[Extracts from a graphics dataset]
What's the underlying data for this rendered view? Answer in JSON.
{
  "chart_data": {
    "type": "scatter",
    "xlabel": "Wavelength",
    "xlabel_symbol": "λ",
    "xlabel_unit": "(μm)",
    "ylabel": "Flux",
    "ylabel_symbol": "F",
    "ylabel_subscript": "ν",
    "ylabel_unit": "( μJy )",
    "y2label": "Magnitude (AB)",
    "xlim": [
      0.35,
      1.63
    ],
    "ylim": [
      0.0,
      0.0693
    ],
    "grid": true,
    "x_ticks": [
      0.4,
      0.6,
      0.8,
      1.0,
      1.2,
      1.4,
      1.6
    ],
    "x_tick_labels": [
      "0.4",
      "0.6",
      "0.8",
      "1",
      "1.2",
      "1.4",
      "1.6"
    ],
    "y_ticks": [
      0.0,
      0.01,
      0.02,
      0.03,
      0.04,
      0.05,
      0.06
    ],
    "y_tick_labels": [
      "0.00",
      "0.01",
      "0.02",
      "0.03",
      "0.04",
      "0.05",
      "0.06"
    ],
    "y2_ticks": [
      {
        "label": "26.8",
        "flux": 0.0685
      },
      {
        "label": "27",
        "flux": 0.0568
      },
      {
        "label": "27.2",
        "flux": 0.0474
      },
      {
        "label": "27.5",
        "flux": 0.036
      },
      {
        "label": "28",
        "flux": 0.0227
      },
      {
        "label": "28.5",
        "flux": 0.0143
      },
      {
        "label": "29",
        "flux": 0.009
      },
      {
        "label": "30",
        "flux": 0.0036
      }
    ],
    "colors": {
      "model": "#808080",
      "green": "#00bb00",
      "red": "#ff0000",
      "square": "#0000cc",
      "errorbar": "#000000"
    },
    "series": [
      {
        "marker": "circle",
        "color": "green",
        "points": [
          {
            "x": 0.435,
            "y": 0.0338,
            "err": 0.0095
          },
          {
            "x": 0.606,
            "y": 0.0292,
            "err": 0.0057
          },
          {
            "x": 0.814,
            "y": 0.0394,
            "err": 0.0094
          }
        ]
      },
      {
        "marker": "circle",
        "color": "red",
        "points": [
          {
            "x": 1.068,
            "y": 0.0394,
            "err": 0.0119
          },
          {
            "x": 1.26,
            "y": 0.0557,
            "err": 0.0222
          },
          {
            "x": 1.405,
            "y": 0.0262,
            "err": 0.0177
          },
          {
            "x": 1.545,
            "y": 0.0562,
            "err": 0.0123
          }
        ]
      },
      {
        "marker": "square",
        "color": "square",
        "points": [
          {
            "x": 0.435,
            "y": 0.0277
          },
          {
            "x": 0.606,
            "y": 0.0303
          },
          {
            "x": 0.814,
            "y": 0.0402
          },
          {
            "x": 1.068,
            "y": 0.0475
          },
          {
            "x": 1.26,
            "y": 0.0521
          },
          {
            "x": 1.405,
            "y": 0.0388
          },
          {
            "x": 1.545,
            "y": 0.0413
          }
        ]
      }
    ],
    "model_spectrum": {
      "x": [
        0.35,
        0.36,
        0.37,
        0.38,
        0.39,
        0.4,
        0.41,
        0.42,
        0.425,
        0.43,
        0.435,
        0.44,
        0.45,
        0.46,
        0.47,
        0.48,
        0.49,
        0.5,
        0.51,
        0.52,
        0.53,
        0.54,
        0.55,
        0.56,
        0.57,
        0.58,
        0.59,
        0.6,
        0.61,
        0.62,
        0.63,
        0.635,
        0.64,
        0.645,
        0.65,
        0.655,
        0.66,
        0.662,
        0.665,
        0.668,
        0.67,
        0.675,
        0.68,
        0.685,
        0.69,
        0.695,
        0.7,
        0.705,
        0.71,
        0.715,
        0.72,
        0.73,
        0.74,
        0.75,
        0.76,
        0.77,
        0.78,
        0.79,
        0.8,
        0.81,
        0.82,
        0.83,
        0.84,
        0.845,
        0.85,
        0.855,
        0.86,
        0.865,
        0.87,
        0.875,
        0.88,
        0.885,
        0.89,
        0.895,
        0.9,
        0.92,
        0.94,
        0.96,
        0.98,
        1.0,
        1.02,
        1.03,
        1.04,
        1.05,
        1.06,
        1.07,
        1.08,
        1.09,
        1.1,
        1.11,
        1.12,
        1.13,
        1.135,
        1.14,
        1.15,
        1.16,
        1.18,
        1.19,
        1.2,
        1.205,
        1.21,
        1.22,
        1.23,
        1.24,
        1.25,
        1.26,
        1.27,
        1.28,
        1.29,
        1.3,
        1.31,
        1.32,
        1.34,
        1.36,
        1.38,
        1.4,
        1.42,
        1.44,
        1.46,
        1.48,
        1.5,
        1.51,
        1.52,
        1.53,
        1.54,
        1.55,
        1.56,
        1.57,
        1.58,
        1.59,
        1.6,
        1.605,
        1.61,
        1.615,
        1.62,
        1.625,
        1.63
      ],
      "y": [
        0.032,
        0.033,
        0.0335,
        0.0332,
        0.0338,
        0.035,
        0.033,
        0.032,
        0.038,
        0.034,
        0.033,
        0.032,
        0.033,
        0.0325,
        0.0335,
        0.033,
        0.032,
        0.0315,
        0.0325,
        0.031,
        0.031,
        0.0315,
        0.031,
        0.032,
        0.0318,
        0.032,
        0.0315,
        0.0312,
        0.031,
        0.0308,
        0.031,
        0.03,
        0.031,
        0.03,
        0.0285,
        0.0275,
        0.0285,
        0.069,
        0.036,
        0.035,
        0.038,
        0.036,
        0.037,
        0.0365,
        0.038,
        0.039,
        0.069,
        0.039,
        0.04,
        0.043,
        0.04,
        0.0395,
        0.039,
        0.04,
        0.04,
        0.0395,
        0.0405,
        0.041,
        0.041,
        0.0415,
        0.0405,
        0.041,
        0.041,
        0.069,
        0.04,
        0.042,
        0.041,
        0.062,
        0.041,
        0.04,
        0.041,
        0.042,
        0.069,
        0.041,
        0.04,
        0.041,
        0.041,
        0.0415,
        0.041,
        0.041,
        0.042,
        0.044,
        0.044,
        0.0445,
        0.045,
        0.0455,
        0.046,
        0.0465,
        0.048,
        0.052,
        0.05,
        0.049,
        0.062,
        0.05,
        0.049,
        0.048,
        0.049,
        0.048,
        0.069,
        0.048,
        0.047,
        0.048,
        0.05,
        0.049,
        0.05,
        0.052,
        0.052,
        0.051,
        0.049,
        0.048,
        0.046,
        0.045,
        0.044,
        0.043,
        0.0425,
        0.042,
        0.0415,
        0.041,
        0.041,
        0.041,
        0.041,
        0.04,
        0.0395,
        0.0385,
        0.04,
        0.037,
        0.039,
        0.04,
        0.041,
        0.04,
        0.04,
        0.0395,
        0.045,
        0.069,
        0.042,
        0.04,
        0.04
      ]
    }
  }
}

*Required task:* Write out every record shown above, word for word.

*Answer to the task:*
What's the underlying data for this rendered view? Answer in JSON.
{
  "chart_data": {
    "type": "scatter",
    "xlabel": "Wavelength",
    "xlabel_symbol": "λ",
    "xlabel_unit": "(μm)",
    "ylabel": "Flux",
    "ylabel_symbol": "F",
    "ylabel_subscript": "ν",
    "ylabel_unit": "( μJy )",
    "y2label": "Magnitude (AB)",
    "xlim": [
      0.35,
      1.63
    ],
    "ylim": [
      0.0,
      0.0693
    ],
    "grid": true,
    "x_ticks": [
      0.4,
      0.6,
      0.8,
      1.0,
      1.2,
      1.4,
      1.6
    ],
    "x_tick_labels": [
      "0.4",
      "0.6",
      "0.8",
      "1",
      "1.2",
      "1.4",
      "1.6"
    ],
    "y_ticks": [
      0.0,
      0.01,
      0.02,
      0.03,
      0.04,
      0.05,
      0.06
    ],
    "y_tick_labels": [
      "0.00",
      "0.01",
      "0.02",
      "0.03",
      "0.04",
      "0.05",
      "0.06"
    ],
    "y2_ticks": [
      {
        "label": "26.8",
        "flux": 0.0685
      },
      {
        "label": "27",
        "flux": 0.0568
      },
      {
        "label": "27.2",
        "flux": 0.0474
      },
      {
        "label": "27.5",
        "flux": 0.036
      },
      {
        "label": "28",
        "flux": 0.0227
      },
      {
        "label": "28.5",
        "flux": 0.0143
      },
      {
        "label": "29",
        "flux": 0.009
      },
      {
        "label": "30",
        "flux": 0.0036
      }
    ],
    "colors": {
      "model": "#808080",
      "green": "#00bb00",
      "red": "#ff0000",
      "square": "#0000cc",
      "errorbar": "#000000"
    },
    "series": [
      {
        "marker": "circle",
        "color": "green",
        "points": [
          {
            "x": 0.435,
            "y": 0.0338,
            "err": 0.0095
          },
          {
            "x": 0.606,
            "y": 0.0292,
            "err": 0.0057
          },
          {
            "x": 0.814,
            "y": 0.0394,
            "err": 0.0094
          }
        ]
      },
      {
        "marker": "circle",
        "color": "red",
        "points": [
          {
            "x": 1.068,
            "y": 0.0394,
            "err": 0.0119
          },
          {
            "x": 1.26,
            "y": 0.0557,
            "err": 0.0222
          },
          {
            "x": 1.405,
            "y": 0.0262,
            "err": 0.0177
          },
          {
            "x": 1.545,
            "y": 0.0562,
            "err": 0.0123
          }
        ]
      },
      {
        "marker": "square",
        "color": "square",
        "points": [
          {
            "x": 0.435,
            "y": 0.0277
          },
          {
            "x": 0.606,
            "y": 0.0303
          },
          {
            "x": 0.814,
            "y": 0.0402
          },
          {
            "x": 1.068,
            "y": 0.0475
          },
          {
            "x": 1.26,
            "y": 0.0521
          },
          {
            "x": 1.405,
            "y": 0.0388
          },
          {
            "x": 1.545,
            "y": 0.0413
          }
        ]
      }
    ],
    "model_spectrum": {
      "x": [
        0.35,
        0.36,
        0.37,
        0.38,
        0.39,
        0.4,
        0.41,
        0.42,
        0.425,
        0.43,
        0.435,
        0.44,
        0.45,
        0.46,
        0.47,
        0.48,
        0.49,
        0.5,
        0.51,
        0.52,
        0.53,
        0.54,
        0.55,
        0.56,
        0.57,
        0.58,
        0.59,
        0.6,
        0.61,
        0.62,
        0.63,
        0.635,
        0.64,
        0.645,
        0.65,
        0.655,
        0.66,
        0.662,
        0.665,
        0.668,
        0.67,
        0.675,
        0.68,
        0.685,
        0.69,
        0.695,
        0.7,
        0.705,
        0.71,
        0.715,
        0.72,
        0.73,
        0.74,
        0.75,
        0.76,
        0.77,
        0.78,
        0.79,
        0.8,
        0.81,
        0.82,
        0.83,
        0.84,
        0.845,
        0.85,
        0.855,
        0.86,
        0.865,
        0.87,
        0.875,
        0.88,
        0.885,
        0.89,
        0.895,
        0.9,
        0.92,
        0.94,
        0.96,
        0.98,
        1.0,
        1.02,
        1.03,
        1.04,
        1.05,
        1.06,
        1.07,
        1.08,
        1.09,
        1.1,
        1.11,
        1.12,
        1.13,
        1.135,
        1.14,
        1.15,
        1.16,
        1.18,
        1.19,
        1.2,
        1.205,
        1.21,
        1.22,
        1.23,
        1.24,
        1.25,
        1.26,
        1.27,
        1.28,
        1.29,
        1.3,
        1.31,
        1.32,
        1.34,
        1.36,
        1.38,
        1.4,
        1.42,
        1.44,
        1.46,
        1.48,
        1.5,
        1.51,
        1.52,
        1.53,
        1.54,
        1.55,
        1.56,
        1.57,
        1.58,
        1.59,
        1.6,
        1.605,
        1.61,
        1.615,
        1.62,
        1.625,
        1.63
      ],
      "y": [
        0.032,
        0.033,
        0.0335,
        0.0332,
        0.0338,
        0.035,
        0.033,
        0.032,
        0.038,
        0.034,
        0.033,
        0.032,
        0.033,
        0.0325,
        0.0335,
        0.033,
        0.032,
        0.0315,
        0.0325,
        0.031,
        0.031,
        0.0315,
        0.031,
        0.032,
        0.0318,
        0.032,
        0.0315,
        0.0312,
        0.031,
        0.0308,
        0.031,
        0.03,
        0.031,
        0.03,
        0.0285,
        0.0275,
        0.0285,
        0.069,
        0.036,
        0.035,
        0.038,
        0.036,
        0.037,
        0.0365,
        0.038,
        0.039,
        0.069,
        0.039,
        0.04,
        0.043,
        0.04,
        0.0395,
        0.039,
        0.04,
        0.04,
        0.0395,
        0.0405,
        0.041,
        0.041,
        0.0415,
        0.0405,
        0.041,
        0.041,
        0.069,
        0.04,
        0.042,
        0.041,
        0.062,
        0.041,
        0.04,
        0.041,
        0.042,
        0.069,
        0.041,
        0.04,
        0.041,
        0.041,
        0.0415,
        0.041,
        0.041,
        0.042,
        0.044,
        0.044,
        0.0445,
        0.045,
        0.0455,
        0.046,
        0.0465,
        0.048,
        0.052,
        0.05,
        0.049,
        0.062,
        0.05,
        0.049,
        0.048,
        0.049,
        0.048,
        0.069,
        0.048,
        0.047,
        0.048,
        0.05,
        0.049,
        0.05,
        0.052,
        0.052,
        0.051,
        0.049,
        0.048,
        0.046,
        0.045,
        0.044,
        0.043,
        0.0425,
        0.042,
        0.0415,
        0.041,
        0.041,
        0.041,
        0.041,
        0.04,
        0.0395,
        0.0385,
        0.04,
        0.037,
        0.039,
        0.04,
        0.041,
        0.04,
        0.04,
        0.0395,
        0.045,
        0.069,
        0.042,
        0.04,
        0.04
      ]
    }
  }
}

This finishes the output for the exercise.